Animation

Introduction

Almost every computer graphics application includes some form of a feature that allows creating animation. Most of them use the concepts invented by the first creators of "cartoons" drawn on paper and adapted to computers as time went on. Blender isn't too different in this regard. Nevertheless, 3D animation includes some extra concepts not present in 2D, such as: skeletons and IK (very rarely present in 2D), objects constraints in 3D using special rules and most of all advanced physics engines operating in a 3D environment. This exercise, just like the previous, will demonstrate only the basics, but it will also contain references to more information about animation in 3D graphics.

Keying

The simplest form of animation available in most graphic suites is through the concept of "keyframes". This idea stems from the early days of paper and cel animation. There you would initially design they most important, or "key" frames and then fill the rest in such a way to make the whole motion as realistic as possible.

Computers made the whole process considerably simpler, since they allowed for generating most of the non-key frames completely automatically. Another difference was that (especially in 3D animation) we generally tend to manipulate actual objects (ie. vectors), rather than redraw each frame from scratch.

In Blender we can "key" almost any value in the program. The keyboard shortcut I (capital letter i, not L!) lets us add a "key" for a given value in the current frame of animation. It is often sufficient to simply hover the mouse over a value in the program and press I, which will allow us to animate it in time (some values, e.g. resolution, cannot be animated, for obvious reasons).

Camera motion (task for grade 3)

One of the basic uses of animation in Blender is to control the camera. Even if we have a static model in 3D (eg. a monument or a piece of architecture), adding camera animation can greatly improve the attractiveness of the work and increase its realism. Let us therefore start with a simple scene:

• move the default cube to location (0,0,1)

▸ JOBS
• 1. According to the animation text, which keyboard shortcut adds a key for a value in the current frame?
• 2. Print the records from their first line through the line that contains "header-item: 项目 [83, 1044, 271, 1091]", keeping both ends.

▸ RECORDED DATA
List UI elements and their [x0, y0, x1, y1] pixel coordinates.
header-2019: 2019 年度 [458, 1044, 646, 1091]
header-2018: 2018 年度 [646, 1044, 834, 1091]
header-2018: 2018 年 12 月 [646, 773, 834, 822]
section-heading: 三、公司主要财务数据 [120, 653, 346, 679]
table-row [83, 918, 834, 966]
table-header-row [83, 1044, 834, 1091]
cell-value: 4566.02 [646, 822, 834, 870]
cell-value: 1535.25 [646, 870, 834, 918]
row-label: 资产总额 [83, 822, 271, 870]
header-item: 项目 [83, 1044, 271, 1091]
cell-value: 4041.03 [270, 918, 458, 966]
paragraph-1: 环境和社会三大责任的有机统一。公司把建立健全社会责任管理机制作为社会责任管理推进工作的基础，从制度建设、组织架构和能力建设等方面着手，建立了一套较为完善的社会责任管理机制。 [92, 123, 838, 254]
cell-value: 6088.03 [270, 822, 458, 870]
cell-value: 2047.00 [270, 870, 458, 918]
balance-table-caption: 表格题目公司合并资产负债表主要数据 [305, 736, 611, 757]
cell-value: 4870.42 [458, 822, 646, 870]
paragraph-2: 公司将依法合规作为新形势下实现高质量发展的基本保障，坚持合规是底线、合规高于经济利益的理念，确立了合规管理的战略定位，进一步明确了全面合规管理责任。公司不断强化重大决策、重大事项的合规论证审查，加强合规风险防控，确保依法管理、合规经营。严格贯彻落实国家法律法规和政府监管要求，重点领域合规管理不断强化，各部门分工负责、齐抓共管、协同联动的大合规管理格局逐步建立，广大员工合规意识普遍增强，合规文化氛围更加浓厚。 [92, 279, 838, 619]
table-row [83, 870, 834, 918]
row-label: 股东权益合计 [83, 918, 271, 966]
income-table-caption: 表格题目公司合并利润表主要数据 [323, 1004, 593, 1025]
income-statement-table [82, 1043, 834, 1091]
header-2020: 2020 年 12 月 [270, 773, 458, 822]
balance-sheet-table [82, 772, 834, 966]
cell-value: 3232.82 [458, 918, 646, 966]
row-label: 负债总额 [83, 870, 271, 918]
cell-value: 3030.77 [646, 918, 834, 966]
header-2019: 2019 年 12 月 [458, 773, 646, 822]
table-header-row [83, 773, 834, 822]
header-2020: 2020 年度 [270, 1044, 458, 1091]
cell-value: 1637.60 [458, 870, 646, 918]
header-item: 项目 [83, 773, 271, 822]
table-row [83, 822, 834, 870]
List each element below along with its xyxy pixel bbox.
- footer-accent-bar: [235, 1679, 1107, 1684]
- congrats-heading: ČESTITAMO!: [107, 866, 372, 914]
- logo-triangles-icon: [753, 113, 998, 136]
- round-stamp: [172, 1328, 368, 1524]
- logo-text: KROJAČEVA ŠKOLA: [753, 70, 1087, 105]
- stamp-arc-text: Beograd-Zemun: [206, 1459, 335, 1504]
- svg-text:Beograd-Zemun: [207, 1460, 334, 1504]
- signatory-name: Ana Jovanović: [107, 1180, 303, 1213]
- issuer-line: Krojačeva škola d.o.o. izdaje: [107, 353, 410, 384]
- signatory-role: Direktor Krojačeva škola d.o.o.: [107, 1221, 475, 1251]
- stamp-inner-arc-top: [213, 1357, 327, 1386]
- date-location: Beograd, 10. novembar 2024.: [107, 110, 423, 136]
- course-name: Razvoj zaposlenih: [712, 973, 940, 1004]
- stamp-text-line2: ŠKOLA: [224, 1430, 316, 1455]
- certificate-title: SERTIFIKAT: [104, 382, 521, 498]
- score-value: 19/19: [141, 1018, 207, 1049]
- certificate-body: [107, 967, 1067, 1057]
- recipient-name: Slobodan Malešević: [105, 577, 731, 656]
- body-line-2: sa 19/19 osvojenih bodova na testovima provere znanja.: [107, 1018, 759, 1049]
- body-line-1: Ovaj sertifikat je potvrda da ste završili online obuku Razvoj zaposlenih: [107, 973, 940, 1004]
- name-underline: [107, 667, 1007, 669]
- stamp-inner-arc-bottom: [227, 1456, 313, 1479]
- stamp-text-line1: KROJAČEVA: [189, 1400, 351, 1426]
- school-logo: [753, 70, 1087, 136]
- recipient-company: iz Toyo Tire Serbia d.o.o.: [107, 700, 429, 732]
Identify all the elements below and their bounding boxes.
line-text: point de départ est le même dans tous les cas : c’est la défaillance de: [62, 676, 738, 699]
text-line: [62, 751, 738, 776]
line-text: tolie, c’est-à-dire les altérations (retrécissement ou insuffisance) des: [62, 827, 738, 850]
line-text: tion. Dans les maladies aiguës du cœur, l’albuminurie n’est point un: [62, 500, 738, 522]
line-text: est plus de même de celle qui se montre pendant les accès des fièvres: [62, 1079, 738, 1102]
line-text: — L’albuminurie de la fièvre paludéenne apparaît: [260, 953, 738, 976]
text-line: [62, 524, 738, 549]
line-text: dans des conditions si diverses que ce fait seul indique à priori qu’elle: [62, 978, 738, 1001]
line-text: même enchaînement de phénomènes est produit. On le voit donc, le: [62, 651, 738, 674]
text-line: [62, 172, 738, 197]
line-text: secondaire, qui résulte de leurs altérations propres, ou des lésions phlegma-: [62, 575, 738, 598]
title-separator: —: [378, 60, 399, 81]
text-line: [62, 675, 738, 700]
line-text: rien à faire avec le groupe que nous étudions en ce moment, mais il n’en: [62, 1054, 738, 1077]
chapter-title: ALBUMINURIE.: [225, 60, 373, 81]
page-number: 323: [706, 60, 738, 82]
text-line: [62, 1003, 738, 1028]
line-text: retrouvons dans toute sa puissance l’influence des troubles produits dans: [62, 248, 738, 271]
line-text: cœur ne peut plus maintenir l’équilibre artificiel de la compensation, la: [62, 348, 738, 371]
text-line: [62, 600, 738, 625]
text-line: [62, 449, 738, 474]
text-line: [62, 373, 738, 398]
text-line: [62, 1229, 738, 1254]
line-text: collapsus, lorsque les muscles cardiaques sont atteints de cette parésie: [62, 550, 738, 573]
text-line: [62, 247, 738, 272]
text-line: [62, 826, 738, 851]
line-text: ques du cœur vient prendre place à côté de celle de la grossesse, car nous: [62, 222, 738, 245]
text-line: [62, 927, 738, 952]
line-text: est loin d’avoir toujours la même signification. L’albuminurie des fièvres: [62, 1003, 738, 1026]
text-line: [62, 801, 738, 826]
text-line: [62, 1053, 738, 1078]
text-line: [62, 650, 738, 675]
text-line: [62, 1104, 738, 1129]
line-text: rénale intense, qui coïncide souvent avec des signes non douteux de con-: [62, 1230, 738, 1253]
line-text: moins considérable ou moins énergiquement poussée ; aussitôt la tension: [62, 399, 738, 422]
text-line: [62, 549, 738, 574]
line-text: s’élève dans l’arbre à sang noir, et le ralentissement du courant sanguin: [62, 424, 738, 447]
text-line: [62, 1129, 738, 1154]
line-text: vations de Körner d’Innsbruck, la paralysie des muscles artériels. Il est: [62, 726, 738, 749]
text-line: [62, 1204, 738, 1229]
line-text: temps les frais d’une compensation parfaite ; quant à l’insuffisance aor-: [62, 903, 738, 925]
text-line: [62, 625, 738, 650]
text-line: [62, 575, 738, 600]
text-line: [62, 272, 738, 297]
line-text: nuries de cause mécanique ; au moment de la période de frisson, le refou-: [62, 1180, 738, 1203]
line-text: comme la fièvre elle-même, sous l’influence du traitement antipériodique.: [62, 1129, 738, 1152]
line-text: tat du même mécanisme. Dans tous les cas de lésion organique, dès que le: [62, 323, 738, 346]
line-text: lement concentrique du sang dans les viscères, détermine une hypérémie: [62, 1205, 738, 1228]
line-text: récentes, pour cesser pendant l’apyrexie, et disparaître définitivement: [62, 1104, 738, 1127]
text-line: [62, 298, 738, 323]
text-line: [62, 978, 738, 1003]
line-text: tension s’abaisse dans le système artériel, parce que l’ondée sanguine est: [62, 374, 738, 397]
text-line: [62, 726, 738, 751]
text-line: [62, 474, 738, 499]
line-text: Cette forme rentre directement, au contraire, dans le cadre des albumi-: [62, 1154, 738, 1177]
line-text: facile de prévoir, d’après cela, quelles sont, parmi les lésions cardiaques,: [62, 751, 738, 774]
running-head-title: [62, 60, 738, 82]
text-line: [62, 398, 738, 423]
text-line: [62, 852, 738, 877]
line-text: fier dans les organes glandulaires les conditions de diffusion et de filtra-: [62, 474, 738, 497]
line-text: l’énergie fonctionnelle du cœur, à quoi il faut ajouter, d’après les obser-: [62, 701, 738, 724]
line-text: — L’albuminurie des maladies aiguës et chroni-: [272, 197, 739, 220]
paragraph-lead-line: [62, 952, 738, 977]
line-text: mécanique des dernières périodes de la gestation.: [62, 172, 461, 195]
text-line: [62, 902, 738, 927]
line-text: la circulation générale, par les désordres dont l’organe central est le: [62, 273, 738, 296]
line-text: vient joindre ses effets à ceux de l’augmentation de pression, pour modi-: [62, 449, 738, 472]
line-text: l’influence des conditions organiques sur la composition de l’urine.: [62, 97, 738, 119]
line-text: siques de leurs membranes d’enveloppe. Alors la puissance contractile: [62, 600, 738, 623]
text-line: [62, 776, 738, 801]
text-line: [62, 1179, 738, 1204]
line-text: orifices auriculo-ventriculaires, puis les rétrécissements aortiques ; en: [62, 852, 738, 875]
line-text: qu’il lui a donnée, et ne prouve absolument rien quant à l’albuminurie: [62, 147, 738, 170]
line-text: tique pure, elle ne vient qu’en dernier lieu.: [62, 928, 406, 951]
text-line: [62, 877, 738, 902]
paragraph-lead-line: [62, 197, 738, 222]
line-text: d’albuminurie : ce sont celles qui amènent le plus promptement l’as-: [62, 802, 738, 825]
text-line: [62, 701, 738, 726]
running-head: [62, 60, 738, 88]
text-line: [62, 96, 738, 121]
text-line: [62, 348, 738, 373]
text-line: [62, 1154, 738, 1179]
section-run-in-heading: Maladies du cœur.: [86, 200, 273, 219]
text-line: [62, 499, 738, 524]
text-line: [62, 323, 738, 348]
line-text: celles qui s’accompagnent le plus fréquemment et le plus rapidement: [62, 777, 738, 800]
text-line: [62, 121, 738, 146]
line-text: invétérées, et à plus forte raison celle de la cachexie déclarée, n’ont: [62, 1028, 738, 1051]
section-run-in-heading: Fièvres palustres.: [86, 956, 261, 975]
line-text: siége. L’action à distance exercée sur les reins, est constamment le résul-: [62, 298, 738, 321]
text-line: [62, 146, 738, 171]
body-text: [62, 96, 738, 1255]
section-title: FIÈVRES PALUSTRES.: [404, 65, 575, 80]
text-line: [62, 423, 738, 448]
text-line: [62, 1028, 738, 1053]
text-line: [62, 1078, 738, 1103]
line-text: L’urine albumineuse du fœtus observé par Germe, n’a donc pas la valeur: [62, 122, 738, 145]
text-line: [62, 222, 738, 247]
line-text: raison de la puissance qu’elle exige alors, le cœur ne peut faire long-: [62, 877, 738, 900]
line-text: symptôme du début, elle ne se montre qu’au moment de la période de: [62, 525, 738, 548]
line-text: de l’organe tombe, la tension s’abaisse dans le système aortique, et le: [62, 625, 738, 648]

▸ SOLUTION LIST
• 1. The shortcut is I, the capital letter i.

• 2.
List UI elements and their [x0, y0, x1, y1] pixel coordinates.
header-2019: 2019 年度 [458, 1044, 646, 1091]
header-2018: 2018 年度 [646, 1044, 834, 1091]
header-2018: 2018 年 12 月 [646, 773, 834, 822]
section-heading: 三、公司主要财务数据 [120, 653, 346, 679]
table-row [83, 918, 834, 966]
table-header-row [83, 1044, 834, 1091]
cell-value: 4566.02 [646, 822, 834, 870]
cell-value: 1535.25 [646, 870, 834, 918]
row-label: 资产总额 [83, 822, 271, 870]
header-item: 项目 [83, 1044, 271, 1091]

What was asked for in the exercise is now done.